*INSTRUCTION*. Give every line from the entries that contains "within".

Items from a dataset
#####

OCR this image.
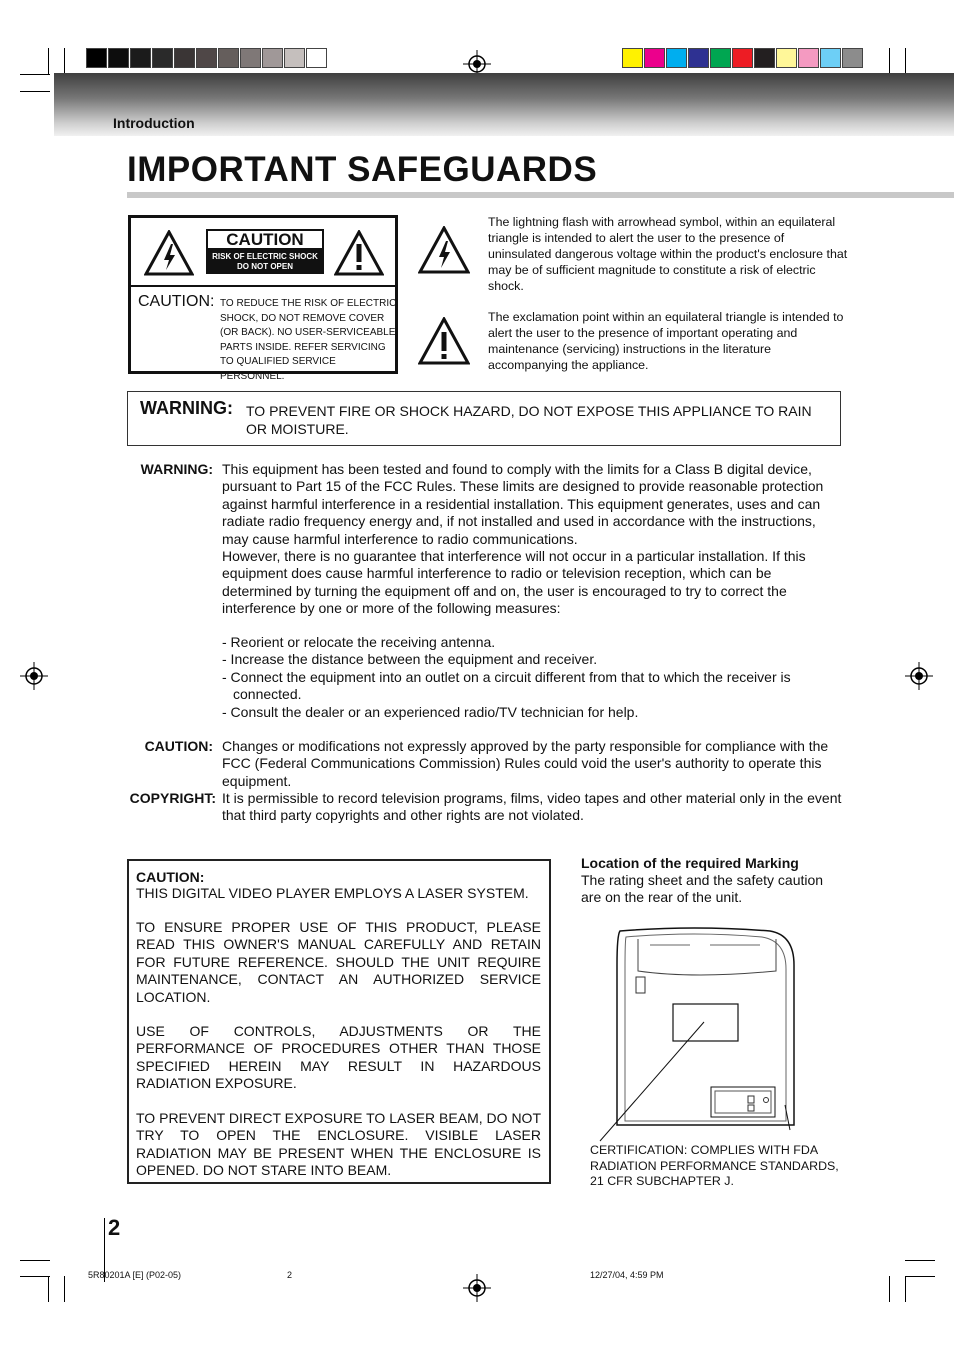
Introduction
IMPORTANT SAFEGUARDS
CAUTION
RISK OF ELECTRIC SHOCK
DO NOT OPEN
CAUTION: TO REDUCE THE RISK OF ELECTRIC SHOCK, DO NOT REMOVE COVER (OR BACK). NO USER-SERVICEABLE PARTS INSIDE. REFER SERVICING TO QUALIFIED SERVICE PERSONNEL.
The lightning flash with arrowhead symbol, within an equilateral triangle is intended to alert the user to the presence of uninsulated dangerous voltage within the product's enclosure that may be of sufficient magnitude to constitute a risk of electric shock.
The exclamation point within an equilateral triangle is intended to alert the user to the presence of important operating and maintenance (servicing) instructions in the literature accompanying the appliance.
WARNING: TO PREVENT FIRE OR SHOCK HAZARD, DO NOT EXPOSE THIS APPLIANCE TO RAIN OR MOISTURE.
WARNING: This equipment has been tested and found to comply with the limits for a Class B digital device, pursuant to Part 15 of the FCC Rules. These limits are designed to provide reasonable protection against harmful interference in a residential installation. This equipment generates, uses and can radiate radio frequency energy and, if not installed and used in accordance with the instructions, may cause harmful interference to radio communications.
However, there is no guarantee that interference will not occur in a particular installation. If this equipment does cause harmful interference to radio or television reception, which can be determined by turning the equipment off and on, the user is encouraged to try to correct the interference by one or more of the following measures:
- Reorient or relocate the receiving antenna.
- Increase the distance between the equipment and receiver.
- Connect the equipment into an outlet on a circuit different from that to which the receiver is connected.
- Consult the dealer or an experienced radio/TV technician for help.
CAUTION: Changes or modifications not expressly approved by the party responsible for compliance with the FCC (Federal Communications Commission) Rules could void the user's authority to operate this equipment.
COPYRIGHT: It is permissible to record television programs, films, video tapes and other material only in the event that third party copyrights and other rights are not violated.
CAUTION:

THIS DIGITAL VIDEO PLAYER EMPLOYS A LASER SYSTEM.

TO ENSURE PROPER USE OF THIS PRODUCT, PLEASE READ THIS OWNER'S MANUAL CAREFULLY AND RETAIN FOR FUTURE REFERENCE. SHOULD THE UNIT REQUIRE MAINTENANCE, CONTACT AN AUTHORIZED SERVICE LOCATION.

USE OF CONTROLS, ADJUSTMENTS OR THE PERFORMANCE OF PROCEDURES OTHER THAN THOSE SPECIFIED HEREIN MAY RESULT IN HAZARDOUS RADIATION EXPOSURE.

TO PREVENT DIRECT EXPOSURE TO LASER BEAM, DO NOT TRY TO OPEN THE ENCLOSURE. VISIBLE LASER RADIATION MAY BE PRESENT WHEN THE ENCLOSURE IS OPENED. DO NOT STARE INTO BEAM.

Location of the required Marking
The rating sheet and the safety caution are on the rear of the unit.
CERTIFICATION: COMPLIES WITH FDA RADIATION PERFORMANCE STANDARDS, 21 CFR SUBCHAPTER J.
2
5R80201A [E] (P02-05)	2	12/27/04, 4:59 PM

#####

*FINAL ANSWER*.
The lightning flash with arrowhead symbol, within an equilateral triangle is intended to alert the user to the presence of uninsulated dangerous voltage within the product's enclosure that may be of sufficient magnitude to constitute a risk of electric shock.
The exclamation point within an equilateral triangle is intended to alert the user to the presence of important operating and maintenance (servicing) instructions in the literature accompanying the appliance.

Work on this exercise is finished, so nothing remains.